* INSTRUCTIONS TO FOLLOW:
Your task is to give the listing below back word for word, pictures excluded.
— Start of DATA PROVIDED —
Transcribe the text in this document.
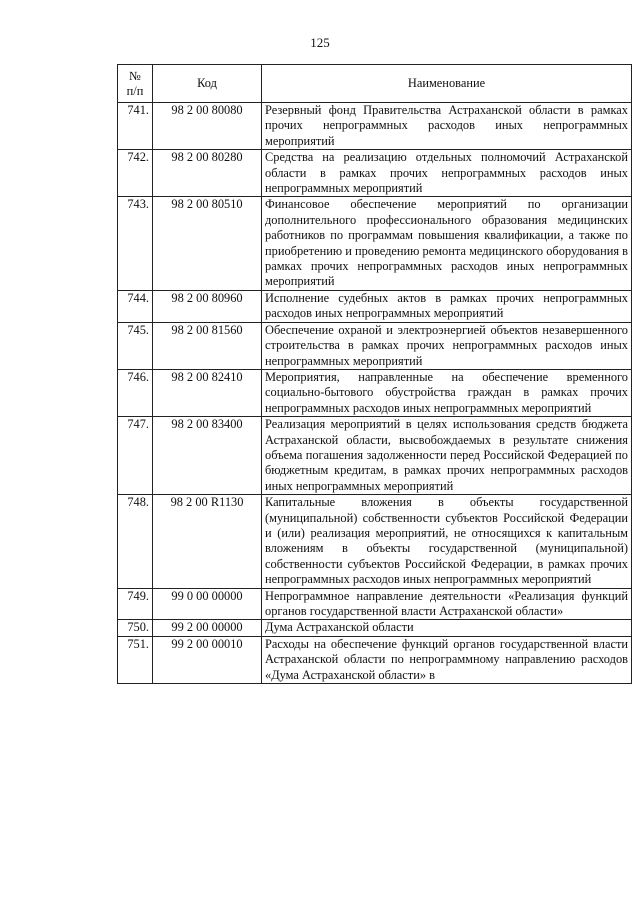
125
№
п/п	Код	Наименование
741.	98 2 00 80080	Резервный фонд Правительства Астраханской области в рамках прочих непрограммных расходов иных непрограммных мероприятий
742.	98 2 00 80280	Средства на реализацию отдельных полномочий Астраханской области в рамках прочих непрограммных расходов иных непрограммных мероприятий
743.	98 2 00 80510	Финансовое обеспечение мероприятий по организации дополнительного профессионального образования медицинских работников по программам повышения квалификации, а также по приобретению и проведению ремонта медицинского оборудования в рамках прочих непрограммных расходов иных непрограммных мероприятий
744.	98 2 00 80960	Исполнение судебных актов в рамках прочих непрограммных расходов иных непрограммных мероприятий
745.	98 2 00 81560	Обеспечение охраной и электроэнергией объектов незавершенного строительства в рамках прочих непрограммных расходов иных непрограммных мероприятий
746.	98 2 00 82410	Мероприятия, направленные на обеспечение временного социально-бытового обустройства граждан в рамках прочих непрограммных расходов иных непрограммных мероприятий
747.	98 2 00 83400	Реализация мероприятий в целях использования средств бюджета Астраханской области, высвобождаемых в результате снижения объема погашения задолженности перед Российской Федерацией по бюджетным кредитам, в рамках прочих непрограммных расходов иных непрограммных мероприятий
748.	98 2 00 R1130	Капитальные вложения в объекты государственной (муниципальной) собственности субъектов Российской Федерации и (или) реализация мероприятий, не относящихся к капитальным вложениям в объекты государственной (муниципальной) собственности субъектов Российской Федерации, в рамках прочих непрограммных расходов иных непрограммных мероприятий
749.	99 0 00 00000	Непрограммное направление деятельности «Реализация функций органов государственной власти Астраханской области»
750.	99 2 00 00000	Дума Астраханской области
751.	99 2 00 00010	Расходы на обеспечение функций органов государственной власти Астраханской области по непрограммному направлению расходов «Дума Астраханской области» в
— End of DATA PROVIDED —
* SOLVED PROBLEM:
Transcribe the text in this document.
125
№
п/п	Код	Наименование
741.	98 2 00 80080	Резервный фонд Правительства Астраханской области в рамках прочих непрограммных расходов иных непрограммных мероприятий
742.	98 2 00 80280	Средства на реализацию отдельных полномочий Астраханской области в рамках прочих непрограммных расходов иных непрограммных мероприятий
743.	98 2 00 80510	Финансовое обеспечение мероприятий по организации дополнительного профессионального образования медицинских работников по программам повышения квалификации, а также по приобретению и проведению ремонта медицинского оборудования в рамках прочих непрограммных расходов иных непрограммных мероприятий
744.	98 2 00 80960	Исполнение судебных актов в рамках прочих непрограммных расходов иных непрограммных мероприятий
745.	98 2 00 81560	Обеспечение охраной и электроэнергией объектов незавершенного строительства в рамках прочих непрограммных расходов иных непрограммных мероприятий
746.	98 2 00 82410	Мероприятия, направленные на обеспечение временного социально-бытового обустройства граждан в рамках прочих непрограммных расходов иных непрограммных мероприятий
747.	98 2 00 83400	Реализация мероприятий в целях использования средств бюджета Астраханской области, высвобождаемых в результате снижения объема погашения задолженности перед Российской Федерацией по бюджетным кредитам, в рамках прочих непрограммных расходов иных непрограммных мероприятий
748.	98 2 00 R1130	Капитальные вложения в объекты государственной (муниципальной) собственности субъектов Российской Федерации и (или) реализация мероприятий, не относящихся к капитальным вложениям в объекты государственной (муниципальной) собственности субъектов Российской Федерации, в рамках прочих непрограммных расходов иных непрограммных мероприятий
749.	99 0 00 00000	Непрограммное направление деятельности «Реализация функций органов государственной власти Астраханской области»
750.	99 2 00 00000	Дума Астраханской области
751.	99 2 00 00010	Расходы на обеспечение функций органов государственной власти Астраханской области по непрограммному направлению расходов «Дума Астраханской области» в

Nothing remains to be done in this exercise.